┌─ Passage shown

SOC 224 April 2026 8 min read

SOC 2 Business Continuity and Disaster Recovery Requirements

SOC 2 Availability criteria (A1.2, A1.3) require business continuity and disaster recovery plans. Learn what auditors look for and how to build compliant BC/DR controls.

Key Takeaways

Business continuity and DR requirements apply when you include the Availability Trust Service Criteria (A1.1–A1.3) in your SOC 2 scope.
A1.2 requires that you can restore systems within the timeframes committed to in your service agreements (RPO/RTO).
A1.3 requires that environmental protections (redundancy, failover) are in place and tested.
DR plans must be tested at least annually — a plan that was never tested is considered a design gap, not just an operational gap.
Recovery Time Objective (RTO) and Recovery Point Objective (RPO) must be defined, documented, and achievable by your actual backup and recovery infrastructure.

In this guide

Availability Criteria Overview
Defining RTO and RPO
Backup Requirements
Redundancy Architecture
Disaster Recovery Plan
DR Testing Requirements
Evidence Auditors Collect

Availability Criteria Overview

The Availability Trust Service Criteria contains three points: A1.1 requires that current processing capacity and usage are maintained and monitored; A1.2 requires that the entity's commitments regarding availability are met, including capacity planning and incident response for availability events; A1.3 requires that environmental protections, data backup, and recovery procedures are implemented and tested. Business continuity and disaster recovery are primarily addressed by A1.2 and A1.3.

└─
┌─ Record set

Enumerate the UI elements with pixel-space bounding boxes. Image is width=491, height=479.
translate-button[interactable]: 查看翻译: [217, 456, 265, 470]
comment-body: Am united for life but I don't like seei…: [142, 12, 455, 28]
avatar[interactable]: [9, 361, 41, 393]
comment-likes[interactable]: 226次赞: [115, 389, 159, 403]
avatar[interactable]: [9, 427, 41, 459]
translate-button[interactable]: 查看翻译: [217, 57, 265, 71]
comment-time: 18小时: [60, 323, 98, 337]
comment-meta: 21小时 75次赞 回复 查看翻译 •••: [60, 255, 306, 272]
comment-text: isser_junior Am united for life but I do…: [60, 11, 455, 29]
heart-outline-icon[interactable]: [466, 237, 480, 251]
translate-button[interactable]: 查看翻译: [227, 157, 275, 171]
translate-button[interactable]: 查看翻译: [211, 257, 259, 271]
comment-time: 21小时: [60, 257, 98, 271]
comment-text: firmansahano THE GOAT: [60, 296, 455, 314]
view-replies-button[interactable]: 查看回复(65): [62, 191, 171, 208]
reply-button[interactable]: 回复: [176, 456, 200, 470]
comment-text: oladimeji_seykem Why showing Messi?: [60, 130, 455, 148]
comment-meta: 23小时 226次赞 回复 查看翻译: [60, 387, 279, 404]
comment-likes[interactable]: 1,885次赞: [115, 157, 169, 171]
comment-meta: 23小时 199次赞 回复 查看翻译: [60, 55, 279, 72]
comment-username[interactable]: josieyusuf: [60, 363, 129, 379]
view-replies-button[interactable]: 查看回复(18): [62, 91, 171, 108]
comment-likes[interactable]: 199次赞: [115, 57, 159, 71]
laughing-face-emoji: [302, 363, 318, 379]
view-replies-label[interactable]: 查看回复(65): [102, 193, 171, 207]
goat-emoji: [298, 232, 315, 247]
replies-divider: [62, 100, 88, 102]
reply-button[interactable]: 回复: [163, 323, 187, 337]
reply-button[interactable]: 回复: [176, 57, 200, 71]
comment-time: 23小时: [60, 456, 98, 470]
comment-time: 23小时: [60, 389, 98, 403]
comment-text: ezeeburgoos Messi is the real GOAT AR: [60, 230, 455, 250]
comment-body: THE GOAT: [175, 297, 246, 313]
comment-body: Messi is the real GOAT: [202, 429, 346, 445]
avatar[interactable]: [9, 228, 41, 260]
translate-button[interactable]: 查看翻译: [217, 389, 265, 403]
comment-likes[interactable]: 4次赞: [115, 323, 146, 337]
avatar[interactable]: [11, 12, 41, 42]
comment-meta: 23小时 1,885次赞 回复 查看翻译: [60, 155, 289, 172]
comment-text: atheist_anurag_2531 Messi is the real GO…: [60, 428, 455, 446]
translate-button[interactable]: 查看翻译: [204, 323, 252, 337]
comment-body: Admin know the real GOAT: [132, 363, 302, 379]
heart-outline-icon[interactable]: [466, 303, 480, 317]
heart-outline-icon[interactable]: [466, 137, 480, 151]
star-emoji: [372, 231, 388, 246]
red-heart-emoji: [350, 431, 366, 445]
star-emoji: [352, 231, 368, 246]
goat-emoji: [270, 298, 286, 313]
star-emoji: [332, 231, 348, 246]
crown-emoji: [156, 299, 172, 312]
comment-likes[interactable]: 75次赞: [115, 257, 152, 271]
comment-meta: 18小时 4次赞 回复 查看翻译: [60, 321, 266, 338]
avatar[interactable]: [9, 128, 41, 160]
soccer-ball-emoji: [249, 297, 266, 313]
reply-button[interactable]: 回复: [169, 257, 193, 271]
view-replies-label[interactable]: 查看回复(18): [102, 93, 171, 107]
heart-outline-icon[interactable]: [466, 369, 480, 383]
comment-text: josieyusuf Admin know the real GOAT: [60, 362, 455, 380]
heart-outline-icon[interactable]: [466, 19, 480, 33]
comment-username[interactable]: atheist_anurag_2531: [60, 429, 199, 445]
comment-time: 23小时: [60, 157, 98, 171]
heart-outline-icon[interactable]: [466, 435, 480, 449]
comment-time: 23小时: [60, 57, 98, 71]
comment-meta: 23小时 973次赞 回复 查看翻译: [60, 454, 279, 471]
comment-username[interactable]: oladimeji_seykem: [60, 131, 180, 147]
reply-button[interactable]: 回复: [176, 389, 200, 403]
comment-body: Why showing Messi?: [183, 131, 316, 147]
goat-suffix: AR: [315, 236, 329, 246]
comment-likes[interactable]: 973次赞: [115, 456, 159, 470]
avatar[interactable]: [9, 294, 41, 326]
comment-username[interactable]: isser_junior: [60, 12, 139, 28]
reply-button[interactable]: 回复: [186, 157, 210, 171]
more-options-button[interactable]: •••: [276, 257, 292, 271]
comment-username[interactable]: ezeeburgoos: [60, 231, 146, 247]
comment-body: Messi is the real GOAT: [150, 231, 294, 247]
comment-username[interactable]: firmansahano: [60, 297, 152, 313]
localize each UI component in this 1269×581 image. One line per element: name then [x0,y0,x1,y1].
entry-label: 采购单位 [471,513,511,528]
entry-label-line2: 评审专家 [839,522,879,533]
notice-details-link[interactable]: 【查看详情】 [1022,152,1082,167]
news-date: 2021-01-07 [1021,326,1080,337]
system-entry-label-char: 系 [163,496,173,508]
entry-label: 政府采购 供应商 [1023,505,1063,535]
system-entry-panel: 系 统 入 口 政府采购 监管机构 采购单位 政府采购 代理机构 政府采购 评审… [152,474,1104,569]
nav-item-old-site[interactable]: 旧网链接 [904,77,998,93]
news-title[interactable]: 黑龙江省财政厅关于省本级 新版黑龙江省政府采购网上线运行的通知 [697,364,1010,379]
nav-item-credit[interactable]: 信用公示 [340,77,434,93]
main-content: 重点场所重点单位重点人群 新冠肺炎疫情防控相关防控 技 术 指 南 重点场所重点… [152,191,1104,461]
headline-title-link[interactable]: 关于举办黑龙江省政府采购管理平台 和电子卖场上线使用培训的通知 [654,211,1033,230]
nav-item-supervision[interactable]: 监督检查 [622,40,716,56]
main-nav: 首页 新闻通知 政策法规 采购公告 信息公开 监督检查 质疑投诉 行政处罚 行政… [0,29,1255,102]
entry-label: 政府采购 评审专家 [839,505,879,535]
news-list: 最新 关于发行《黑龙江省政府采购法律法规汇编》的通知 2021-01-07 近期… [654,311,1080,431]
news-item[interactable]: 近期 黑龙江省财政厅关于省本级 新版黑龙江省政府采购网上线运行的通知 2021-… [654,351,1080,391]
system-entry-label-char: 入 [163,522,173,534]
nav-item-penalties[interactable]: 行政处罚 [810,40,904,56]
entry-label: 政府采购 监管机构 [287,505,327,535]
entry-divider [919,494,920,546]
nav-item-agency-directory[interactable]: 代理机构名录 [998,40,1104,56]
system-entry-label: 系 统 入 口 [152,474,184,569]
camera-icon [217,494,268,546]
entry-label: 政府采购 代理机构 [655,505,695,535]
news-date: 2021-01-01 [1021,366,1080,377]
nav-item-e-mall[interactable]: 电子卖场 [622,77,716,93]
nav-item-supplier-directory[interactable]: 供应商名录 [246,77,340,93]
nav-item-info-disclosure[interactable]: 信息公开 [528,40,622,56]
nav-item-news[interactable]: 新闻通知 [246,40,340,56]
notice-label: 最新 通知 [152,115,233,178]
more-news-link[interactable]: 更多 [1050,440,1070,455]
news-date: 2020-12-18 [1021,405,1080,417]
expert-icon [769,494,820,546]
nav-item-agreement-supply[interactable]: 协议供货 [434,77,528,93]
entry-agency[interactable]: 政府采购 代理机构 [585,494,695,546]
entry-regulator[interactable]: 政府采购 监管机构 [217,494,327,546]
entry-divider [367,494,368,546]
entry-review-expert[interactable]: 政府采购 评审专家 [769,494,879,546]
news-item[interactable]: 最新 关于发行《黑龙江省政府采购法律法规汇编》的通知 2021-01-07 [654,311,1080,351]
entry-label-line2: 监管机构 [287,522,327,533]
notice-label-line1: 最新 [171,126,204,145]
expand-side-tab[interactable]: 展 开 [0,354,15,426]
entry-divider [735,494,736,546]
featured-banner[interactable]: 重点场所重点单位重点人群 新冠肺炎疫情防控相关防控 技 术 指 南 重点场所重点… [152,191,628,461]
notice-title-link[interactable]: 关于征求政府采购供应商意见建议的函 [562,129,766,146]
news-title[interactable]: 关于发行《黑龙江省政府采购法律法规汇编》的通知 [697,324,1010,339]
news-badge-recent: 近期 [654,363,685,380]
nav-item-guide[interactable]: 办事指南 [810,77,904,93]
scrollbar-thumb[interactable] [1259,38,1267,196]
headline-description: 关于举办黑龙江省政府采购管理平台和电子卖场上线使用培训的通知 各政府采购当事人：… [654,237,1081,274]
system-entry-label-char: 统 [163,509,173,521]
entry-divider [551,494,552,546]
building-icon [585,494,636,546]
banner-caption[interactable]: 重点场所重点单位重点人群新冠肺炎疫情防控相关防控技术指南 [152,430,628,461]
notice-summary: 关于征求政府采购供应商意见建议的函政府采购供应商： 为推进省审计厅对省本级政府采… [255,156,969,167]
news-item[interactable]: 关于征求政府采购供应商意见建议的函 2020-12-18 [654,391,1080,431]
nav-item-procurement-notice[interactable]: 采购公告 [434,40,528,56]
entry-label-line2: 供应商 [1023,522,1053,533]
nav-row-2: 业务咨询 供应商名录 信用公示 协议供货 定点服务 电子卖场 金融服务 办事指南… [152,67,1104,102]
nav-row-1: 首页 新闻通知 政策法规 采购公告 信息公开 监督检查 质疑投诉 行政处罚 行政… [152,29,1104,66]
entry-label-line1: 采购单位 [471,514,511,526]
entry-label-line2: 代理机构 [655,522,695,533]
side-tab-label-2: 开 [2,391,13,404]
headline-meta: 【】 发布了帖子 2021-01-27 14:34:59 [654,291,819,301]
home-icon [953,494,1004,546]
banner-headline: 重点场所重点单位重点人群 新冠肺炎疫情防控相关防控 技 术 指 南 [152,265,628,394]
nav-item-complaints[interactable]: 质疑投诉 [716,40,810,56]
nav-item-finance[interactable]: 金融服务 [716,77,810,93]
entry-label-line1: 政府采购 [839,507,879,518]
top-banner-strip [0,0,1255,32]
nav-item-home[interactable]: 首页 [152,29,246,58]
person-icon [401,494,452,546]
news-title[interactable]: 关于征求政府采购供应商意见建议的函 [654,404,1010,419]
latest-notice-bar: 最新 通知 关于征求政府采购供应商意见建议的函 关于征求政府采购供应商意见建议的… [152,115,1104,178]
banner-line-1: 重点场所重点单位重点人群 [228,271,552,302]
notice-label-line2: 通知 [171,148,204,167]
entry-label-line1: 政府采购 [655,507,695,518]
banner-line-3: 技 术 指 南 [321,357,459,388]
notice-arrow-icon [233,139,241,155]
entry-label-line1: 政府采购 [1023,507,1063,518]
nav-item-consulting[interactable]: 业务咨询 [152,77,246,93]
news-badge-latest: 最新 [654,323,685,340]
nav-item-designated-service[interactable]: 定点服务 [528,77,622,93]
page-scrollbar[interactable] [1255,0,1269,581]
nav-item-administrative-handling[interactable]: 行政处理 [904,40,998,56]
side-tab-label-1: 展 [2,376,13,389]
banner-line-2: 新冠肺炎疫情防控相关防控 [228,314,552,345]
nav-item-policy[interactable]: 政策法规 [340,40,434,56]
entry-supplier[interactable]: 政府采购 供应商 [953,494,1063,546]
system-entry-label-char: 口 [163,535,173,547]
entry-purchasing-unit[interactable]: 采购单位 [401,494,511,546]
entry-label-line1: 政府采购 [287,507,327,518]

└─

Direction 1
Rewrite the SOC 2 continuity guide starting at the words "SOC 2 Business" and stopping after "and recovery infrastructure.", changing "annually" to "quarterly".
Direction 2
Continue the SOC 2 continuity guide from its last sentence.

Expected answer 1
SOC 2 Business Continuity and Disaster Recovery Requirements

SOC 2 Availability criteria (A1.2, A1.3) require business continuity and disaster recovery plans. Learn what auditors look for and how to build compliant BC/DR controls.

Key Takeaways

Business continuity and DR requirements apply when you include the Availability Trust Service Criteria (A1.1–A1.3) in your SOC 2 scope.
A1.2 requires that you can restore systems within the timeframes committed to in your service agreements (RPO/RTO).
A1.3 requires that environmental protections (redundancy, failover) are in place and tested.
DR plans must be tested at least quarterly — a plan that was never tested is considered a design gap, not just an operational gap.
Recovery Time Objective (RTO) and Recovery Point Objective (RPO) must be defined, documented, and achievable by your actual backup and recovery infrastructure.

Expected answer 2
The Availability criteria are optional — they apply only if you have included Availability in your SOC 2 scope. However, many SaaS companies add Availability because their customers have uptime requirements in service level agreements (SLAs), and customers want audit evidence that those commitments are backed by real controls. If your product has a 99.9% or higher uptime SLA, you will likely need to include Availability in your SOC 2 scope.

Even for companies that scope to Security only, some CC7 criteria overlap with availability concerns — CC7.4 (incident containment) and CC7.5 (post-incident review) apply to availability incidents as well as security incidents. A major outage that required incident response will be examined under CC7 even in a Security-only scope.

Defining RTO and RPO

Recovery Time Objective (RTO) is the maximum acceptable time from a disaster event to the restoration of normal service. Recovery Point Objective (RPO) is the maximum acceptable data loss measured in time — how old can the most recent backup be and still be acceptable? These two metrics define the performance requirements your DR infrastructure must meet.

Define RTO and RPO for each system tier in your scope: production application, production database, critical internal tools. Different tiers may have different objectives — your customer-facing application may have an RTO of 4 hours and RPO of 1 hour, while your internal analytics database may have an RTO of 24 hours and RPO of 24 hours. Document these objectives in your BC/DR policy.

RTO and RPO objectives must be achievable with your current backup and redundancy architecture — not aspirational. If you state an RPO of 1 hour but your database backups run daily, your stated objective is not achievable. Auditors will test this by reviewing your backup configuration and asking you to walk through the recovery steps for a hypothetical DR scenario.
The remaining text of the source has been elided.